_CHALLENGE_:
Give the listing again in full, exactly as written.

-- BEGIN ENTRIES SUPPLIED --

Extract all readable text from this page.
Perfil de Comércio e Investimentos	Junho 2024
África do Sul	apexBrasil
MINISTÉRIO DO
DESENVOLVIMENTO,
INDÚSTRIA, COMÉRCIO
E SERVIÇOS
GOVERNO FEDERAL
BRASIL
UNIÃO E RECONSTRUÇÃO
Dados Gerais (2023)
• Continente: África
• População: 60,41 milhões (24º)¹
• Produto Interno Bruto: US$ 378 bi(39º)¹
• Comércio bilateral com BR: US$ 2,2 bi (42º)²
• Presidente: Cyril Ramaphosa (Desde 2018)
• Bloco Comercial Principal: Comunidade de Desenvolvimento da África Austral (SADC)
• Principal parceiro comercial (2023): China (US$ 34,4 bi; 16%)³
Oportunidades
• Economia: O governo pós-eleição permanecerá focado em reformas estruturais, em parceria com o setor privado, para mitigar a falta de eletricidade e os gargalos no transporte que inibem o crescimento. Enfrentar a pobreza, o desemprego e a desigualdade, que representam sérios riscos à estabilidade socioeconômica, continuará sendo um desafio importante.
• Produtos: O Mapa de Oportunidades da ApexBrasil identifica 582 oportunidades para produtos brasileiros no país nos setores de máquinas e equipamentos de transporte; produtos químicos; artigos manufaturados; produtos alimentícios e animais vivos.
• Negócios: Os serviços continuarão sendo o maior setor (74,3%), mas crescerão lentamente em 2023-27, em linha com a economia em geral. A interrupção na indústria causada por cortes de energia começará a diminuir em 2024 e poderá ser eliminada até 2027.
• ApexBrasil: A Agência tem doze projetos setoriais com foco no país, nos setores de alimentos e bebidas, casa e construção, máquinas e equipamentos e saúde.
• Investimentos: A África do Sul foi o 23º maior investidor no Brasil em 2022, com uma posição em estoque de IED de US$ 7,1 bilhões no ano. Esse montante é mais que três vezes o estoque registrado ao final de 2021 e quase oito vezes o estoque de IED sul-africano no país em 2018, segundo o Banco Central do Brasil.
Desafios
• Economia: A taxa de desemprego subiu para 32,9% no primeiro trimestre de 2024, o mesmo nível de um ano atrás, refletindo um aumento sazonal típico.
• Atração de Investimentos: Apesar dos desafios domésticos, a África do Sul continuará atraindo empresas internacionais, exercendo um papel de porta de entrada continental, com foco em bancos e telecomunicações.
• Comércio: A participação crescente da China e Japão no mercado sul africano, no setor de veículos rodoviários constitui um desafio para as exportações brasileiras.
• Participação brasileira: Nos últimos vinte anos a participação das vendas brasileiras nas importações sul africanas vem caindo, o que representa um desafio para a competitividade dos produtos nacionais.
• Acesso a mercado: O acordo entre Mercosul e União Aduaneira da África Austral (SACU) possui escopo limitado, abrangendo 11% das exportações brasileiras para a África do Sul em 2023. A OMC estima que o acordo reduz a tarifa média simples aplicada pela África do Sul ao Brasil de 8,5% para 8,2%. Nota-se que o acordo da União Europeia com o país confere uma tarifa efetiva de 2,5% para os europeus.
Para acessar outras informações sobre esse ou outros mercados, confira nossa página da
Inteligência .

-- END ENTRIES SUPPLIED --

_RESPONSE BELOW_:
Extract all readable text from this page.
Perfil de Comércio e Investimentos	Junho 2024
África do Sul	apexBrasil
MINISTÉRIO DO
DESENVOLVIMENTO,
INDÚSTRIA, COMÉRCIO
E SERVIÇOS
GOVERNO FEDERAL
BRASIL
UNIÃO E RECONSTRUÇÃO
Dados Gerais (2023)
• Continente: África
• População: 60,41 milhões (24º)¹
• Produto Interno Bruto: US$ 378 bi(39º)¹
• Comércio bilateral com BR: US$ 2,2 bi (42º)²
• Presidente: Cyril Ramaphosa (Desde 2018)
• Bloco Comercial Principal: Comunidade de Desenvolvimento da África Austral (SADC)
• Principal parceiro comercial (2023): China (US$ 34,4 bi; 16%)³
Oportunidades
• Economia: O governo pós-eleição permanecerá focado em reformas estruturais, em parceria com o setor privado, para mitigar a falta de eletricidade e os gargalos no transporte que inibem o crescimento. Enfrentar a pobreza, o desemprego e a desigualdade, que representam sérios riscos à estabilidade socioeconômica, continuará sendo um desafio importante.
• Produtos: O Mapa de Oportunidades da ApexBrasil identifica 582 oportunidades para produtos brasileiros no país nos setores de máquinas e equipamentos de transporte; produtos químicos; artigos manufaturados; produtos alimentícios e animais vivos.
• Negócios: Os serviços continuarão sendo o maior setor (74,3%), mas crescerão lentamente em 2023-27, em linha com a economia em geral. A interrupção na indústria causada por cortes de energia começará a diminuir em 2024 e poderá ser eliminada até 2027.
• ApexBrasil: A Agência tem doze projetos setoriais com foco no país, nos setores de alimentos e bebidas, casa e construção, máquinas e equipamentos e saúde.
• Investimentos: A África do Sul foi o 23º maior investidor no Brasil em 2022, com uma posição em estoque de IED de US$ 7,1 bilhões no ano. Esse montante é mais que três vezes o estoque registrado ao final de 2021 e quase oito vezes o estoque de IED sul-africano no país em 2018, segundo o Banco Central do Brasil.
Desafios
• Economia: A taxa de desemprego subiu para 32,9% no primeiro trimestre de 2024, o mesmo nível de um ano atrás, refletindo um aumento sazonal típico.
• Atração de Investimentos: Apesar dos desafios domésticos, a África do Sul continuará atraindo empresas internacionais, exercendo um papel de porta de entrada continental, com foco em bancos e telecomunicações.
• Comércio: A participação crescente da China e Japão no mercado sul africano, no setor de veículos rodoviários constitui um desafio para as exportações brasileiras.
• Participação brasileira: Nos últimos vinte anos a participação das vendas brasileiras nas importações sul africanas vem caindo, o que representa um desafio para a competitividade dos produtos nacionais.
• Acesso a mercado: O acordo entre Mercosul e União Aduaneira da África Austral (SACU) possui escopo limitado, abrangendo 11% das exportações brasileiras para a África do Sul em 2023. A OMC estima que o acordo reduz a tarifa média simples aplicada pela África do Sul ao Brasil de 8,5% para 8,2%. Nota-se que o acordo da União Europeia com o país confere uma tarifa efetiva de 2,5% para os europeus.
Para acessar outras informações sobre esse ou outros mercados, confira nossa página da
Inteligência .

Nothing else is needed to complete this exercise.